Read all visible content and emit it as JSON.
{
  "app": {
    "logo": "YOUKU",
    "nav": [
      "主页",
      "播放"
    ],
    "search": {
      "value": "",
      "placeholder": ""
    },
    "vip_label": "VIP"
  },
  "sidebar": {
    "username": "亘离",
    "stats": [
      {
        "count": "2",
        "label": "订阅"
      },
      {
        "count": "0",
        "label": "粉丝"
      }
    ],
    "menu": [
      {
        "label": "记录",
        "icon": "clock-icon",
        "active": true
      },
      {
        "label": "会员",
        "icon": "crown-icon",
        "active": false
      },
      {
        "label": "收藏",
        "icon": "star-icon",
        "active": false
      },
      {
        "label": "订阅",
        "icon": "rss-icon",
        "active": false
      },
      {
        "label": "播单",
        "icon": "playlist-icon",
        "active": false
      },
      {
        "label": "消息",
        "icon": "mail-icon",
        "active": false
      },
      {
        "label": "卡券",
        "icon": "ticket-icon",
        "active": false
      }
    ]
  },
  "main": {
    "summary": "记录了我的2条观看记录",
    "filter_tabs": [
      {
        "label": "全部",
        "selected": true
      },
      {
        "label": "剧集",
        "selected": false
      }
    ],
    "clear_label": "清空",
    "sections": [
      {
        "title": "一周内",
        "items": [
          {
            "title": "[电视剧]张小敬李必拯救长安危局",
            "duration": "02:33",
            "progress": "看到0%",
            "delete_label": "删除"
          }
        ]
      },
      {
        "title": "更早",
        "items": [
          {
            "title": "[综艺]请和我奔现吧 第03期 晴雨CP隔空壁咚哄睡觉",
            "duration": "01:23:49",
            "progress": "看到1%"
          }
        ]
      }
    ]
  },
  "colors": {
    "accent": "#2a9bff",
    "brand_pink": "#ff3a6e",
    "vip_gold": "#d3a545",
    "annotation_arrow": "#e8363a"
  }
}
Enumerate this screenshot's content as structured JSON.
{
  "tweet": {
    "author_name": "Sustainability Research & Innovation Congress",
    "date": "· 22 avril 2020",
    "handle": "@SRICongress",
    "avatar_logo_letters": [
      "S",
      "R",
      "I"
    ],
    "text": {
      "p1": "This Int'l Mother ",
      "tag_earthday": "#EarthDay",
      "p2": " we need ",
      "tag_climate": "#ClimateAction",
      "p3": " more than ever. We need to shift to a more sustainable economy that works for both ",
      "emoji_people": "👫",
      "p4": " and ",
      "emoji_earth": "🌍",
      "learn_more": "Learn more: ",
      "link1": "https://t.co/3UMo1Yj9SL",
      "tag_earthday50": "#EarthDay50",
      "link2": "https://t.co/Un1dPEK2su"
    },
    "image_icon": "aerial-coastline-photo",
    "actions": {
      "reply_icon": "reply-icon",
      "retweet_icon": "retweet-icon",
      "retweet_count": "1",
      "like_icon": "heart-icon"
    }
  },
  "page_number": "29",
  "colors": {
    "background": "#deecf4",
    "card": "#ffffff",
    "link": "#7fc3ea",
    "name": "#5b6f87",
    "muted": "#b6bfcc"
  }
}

= = = = = = =

- [Task to complete]: Show every line above in which the word "JSON" occurs.

- [Response for this exercise]:
Read all visible content and emit it as JSON.
Enumerate this screenshot's content as structured JSON.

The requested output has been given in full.